### Problem description
Filter the records below down to lines containing "JSON".

Source data:

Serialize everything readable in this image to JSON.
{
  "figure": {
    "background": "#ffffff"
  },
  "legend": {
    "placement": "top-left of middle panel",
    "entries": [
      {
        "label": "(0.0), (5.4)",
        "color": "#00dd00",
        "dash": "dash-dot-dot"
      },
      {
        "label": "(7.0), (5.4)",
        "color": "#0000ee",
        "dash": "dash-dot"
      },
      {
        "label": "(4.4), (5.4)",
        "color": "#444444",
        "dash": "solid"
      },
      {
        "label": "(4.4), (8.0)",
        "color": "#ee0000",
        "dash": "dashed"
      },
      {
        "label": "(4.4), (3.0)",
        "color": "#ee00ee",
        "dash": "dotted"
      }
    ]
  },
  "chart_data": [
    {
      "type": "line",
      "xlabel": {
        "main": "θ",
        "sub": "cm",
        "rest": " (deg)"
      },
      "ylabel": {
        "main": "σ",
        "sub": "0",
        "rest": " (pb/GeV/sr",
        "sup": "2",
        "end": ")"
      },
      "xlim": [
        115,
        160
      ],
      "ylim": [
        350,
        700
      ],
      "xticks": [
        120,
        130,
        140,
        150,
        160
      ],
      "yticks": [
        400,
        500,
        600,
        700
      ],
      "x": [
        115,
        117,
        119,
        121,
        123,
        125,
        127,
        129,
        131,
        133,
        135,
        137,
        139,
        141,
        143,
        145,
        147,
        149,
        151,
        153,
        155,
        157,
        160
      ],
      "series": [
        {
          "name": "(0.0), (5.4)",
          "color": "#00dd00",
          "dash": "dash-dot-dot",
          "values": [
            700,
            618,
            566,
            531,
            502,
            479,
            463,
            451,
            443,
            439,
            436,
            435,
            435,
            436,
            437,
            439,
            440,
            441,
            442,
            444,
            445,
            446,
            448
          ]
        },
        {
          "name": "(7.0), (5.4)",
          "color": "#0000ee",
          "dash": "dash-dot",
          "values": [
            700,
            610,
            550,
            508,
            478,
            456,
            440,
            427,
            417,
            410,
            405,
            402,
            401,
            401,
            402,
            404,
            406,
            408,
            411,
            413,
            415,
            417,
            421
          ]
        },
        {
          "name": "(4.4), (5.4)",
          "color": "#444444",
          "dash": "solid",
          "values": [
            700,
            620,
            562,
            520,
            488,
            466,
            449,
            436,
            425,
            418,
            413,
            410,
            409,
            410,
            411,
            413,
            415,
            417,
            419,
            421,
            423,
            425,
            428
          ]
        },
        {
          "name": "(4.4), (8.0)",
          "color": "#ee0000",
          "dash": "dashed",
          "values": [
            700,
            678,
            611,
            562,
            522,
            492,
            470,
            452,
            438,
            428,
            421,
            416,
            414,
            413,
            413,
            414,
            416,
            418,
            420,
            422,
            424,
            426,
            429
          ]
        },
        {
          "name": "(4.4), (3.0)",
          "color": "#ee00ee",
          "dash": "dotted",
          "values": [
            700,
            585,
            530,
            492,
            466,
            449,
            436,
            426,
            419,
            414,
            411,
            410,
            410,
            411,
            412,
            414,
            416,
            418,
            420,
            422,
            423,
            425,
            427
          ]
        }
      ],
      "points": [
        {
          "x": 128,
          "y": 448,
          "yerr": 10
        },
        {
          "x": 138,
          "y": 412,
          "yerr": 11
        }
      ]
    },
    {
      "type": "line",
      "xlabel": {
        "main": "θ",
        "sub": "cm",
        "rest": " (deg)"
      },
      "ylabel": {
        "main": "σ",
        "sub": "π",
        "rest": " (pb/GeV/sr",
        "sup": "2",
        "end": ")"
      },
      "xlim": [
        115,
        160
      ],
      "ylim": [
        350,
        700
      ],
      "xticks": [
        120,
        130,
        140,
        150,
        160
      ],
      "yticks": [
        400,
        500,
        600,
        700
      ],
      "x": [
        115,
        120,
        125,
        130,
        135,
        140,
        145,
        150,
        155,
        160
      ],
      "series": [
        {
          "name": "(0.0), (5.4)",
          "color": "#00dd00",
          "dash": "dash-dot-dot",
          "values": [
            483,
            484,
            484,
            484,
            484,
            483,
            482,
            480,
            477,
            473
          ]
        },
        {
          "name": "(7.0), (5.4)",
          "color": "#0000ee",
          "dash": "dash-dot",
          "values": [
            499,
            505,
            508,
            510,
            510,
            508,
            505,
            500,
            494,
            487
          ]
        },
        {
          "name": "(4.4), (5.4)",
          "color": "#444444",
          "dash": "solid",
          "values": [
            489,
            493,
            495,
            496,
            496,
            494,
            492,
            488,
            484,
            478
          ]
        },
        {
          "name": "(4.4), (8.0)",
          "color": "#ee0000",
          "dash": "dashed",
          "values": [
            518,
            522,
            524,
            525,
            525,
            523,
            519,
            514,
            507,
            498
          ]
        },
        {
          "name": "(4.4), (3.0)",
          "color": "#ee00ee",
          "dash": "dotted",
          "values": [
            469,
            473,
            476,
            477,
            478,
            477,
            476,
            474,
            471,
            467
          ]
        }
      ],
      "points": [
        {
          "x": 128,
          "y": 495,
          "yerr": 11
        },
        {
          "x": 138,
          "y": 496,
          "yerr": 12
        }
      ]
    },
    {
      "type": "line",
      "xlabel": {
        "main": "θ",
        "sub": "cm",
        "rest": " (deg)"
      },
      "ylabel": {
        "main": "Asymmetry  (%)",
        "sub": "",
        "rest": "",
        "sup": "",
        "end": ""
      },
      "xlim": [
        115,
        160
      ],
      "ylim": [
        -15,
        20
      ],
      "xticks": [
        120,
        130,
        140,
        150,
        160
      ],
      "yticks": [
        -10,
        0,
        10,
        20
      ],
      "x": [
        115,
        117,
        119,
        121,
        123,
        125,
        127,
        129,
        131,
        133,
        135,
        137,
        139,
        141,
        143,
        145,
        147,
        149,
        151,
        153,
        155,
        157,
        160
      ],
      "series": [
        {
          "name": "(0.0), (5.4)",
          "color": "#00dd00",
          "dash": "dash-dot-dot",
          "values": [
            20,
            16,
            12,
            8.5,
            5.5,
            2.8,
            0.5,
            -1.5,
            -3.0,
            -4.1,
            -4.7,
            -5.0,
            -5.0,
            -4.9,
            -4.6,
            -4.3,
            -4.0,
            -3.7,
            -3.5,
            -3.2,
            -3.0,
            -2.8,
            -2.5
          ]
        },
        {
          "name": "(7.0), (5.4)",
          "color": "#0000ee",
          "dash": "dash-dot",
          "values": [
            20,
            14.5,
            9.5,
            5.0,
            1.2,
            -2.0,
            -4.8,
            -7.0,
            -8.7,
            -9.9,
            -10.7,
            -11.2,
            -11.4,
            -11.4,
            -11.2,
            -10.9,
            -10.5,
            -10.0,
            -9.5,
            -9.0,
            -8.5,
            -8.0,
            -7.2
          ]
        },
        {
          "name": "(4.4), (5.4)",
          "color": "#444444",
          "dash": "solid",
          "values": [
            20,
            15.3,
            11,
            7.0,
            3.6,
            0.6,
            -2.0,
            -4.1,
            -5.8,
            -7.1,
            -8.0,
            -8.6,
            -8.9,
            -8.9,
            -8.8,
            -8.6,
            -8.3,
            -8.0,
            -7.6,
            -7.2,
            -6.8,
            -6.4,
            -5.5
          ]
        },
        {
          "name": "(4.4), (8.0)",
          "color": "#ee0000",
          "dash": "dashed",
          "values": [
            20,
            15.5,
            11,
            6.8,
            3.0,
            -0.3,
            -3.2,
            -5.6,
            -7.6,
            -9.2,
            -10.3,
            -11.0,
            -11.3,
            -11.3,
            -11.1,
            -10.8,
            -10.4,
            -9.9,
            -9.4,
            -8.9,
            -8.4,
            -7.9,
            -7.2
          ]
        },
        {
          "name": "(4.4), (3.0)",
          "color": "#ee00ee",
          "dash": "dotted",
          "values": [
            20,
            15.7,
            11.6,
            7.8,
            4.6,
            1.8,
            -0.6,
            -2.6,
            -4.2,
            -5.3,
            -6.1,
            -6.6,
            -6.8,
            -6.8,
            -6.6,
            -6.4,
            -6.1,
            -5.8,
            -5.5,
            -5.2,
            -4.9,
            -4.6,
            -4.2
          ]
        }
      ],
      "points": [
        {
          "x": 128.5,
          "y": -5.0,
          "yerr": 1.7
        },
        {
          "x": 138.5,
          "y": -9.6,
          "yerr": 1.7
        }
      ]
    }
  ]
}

* * *

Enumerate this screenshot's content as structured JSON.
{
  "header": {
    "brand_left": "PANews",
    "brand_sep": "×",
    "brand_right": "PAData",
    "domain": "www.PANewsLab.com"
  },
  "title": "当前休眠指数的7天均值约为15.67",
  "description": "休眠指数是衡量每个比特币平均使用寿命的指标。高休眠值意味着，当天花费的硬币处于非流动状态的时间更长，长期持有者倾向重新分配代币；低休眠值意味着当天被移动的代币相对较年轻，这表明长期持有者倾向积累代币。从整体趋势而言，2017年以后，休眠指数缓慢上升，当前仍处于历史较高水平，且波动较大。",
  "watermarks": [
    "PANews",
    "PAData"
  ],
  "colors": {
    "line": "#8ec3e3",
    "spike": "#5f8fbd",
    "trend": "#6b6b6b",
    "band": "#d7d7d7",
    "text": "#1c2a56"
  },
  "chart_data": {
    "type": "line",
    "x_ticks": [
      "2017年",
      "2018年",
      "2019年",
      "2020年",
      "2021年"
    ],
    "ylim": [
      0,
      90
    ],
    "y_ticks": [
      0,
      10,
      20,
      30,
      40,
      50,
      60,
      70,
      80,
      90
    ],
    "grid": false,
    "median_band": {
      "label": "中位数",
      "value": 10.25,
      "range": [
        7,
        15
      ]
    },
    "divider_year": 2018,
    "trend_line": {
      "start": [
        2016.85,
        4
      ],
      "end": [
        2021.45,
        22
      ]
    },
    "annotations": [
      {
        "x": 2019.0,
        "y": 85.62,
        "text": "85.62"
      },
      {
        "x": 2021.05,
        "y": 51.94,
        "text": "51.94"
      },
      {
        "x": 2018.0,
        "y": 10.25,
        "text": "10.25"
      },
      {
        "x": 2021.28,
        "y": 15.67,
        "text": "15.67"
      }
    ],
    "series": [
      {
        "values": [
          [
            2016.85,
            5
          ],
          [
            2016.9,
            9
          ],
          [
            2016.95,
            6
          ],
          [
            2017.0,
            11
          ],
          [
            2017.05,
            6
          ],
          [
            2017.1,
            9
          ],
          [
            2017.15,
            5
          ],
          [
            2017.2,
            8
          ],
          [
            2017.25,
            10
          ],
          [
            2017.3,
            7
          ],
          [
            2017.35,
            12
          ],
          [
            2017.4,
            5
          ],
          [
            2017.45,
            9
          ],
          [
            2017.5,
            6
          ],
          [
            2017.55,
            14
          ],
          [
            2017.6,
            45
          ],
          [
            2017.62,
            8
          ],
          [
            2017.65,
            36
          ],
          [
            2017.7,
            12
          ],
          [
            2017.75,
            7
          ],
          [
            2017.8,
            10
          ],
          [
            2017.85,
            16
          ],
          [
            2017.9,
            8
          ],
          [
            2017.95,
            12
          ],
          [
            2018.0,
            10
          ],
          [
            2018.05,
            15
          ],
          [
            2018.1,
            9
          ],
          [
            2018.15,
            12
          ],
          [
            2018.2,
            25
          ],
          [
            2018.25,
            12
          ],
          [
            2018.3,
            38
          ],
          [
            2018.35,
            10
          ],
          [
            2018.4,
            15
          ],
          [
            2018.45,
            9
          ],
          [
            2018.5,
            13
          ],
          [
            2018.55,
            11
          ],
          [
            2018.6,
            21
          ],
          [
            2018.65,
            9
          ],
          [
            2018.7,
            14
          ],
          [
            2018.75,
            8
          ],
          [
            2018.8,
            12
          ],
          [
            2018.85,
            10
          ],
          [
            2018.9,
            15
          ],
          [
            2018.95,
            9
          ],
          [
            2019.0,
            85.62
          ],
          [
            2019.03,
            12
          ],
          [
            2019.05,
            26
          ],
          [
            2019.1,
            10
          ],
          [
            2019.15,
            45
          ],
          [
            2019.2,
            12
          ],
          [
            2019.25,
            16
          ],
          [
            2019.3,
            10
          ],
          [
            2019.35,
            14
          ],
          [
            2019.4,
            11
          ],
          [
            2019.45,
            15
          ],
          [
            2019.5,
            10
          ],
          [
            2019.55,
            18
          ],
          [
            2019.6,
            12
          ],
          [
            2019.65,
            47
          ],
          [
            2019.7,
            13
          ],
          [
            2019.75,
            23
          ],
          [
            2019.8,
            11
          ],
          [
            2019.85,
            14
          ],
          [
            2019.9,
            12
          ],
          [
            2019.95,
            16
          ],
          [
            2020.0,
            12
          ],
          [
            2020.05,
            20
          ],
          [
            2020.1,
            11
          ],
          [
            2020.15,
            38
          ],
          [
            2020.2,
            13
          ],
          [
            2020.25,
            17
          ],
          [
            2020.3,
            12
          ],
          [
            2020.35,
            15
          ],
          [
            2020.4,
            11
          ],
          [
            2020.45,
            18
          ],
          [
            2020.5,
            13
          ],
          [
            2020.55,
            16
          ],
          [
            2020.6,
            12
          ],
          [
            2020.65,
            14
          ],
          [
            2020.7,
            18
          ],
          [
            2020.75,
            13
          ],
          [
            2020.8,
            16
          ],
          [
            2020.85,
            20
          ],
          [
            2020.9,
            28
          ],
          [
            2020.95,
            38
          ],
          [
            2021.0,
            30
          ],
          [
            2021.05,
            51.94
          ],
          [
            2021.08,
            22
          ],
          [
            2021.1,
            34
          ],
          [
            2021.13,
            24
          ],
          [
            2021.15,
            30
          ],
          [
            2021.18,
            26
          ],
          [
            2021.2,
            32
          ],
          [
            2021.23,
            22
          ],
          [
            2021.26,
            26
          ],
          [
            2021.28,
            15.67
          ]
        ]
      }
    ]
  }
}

### Answer to the task
Serialize everything readable in this image to JSON.
Enumerate this screenshot's content as structured JSON.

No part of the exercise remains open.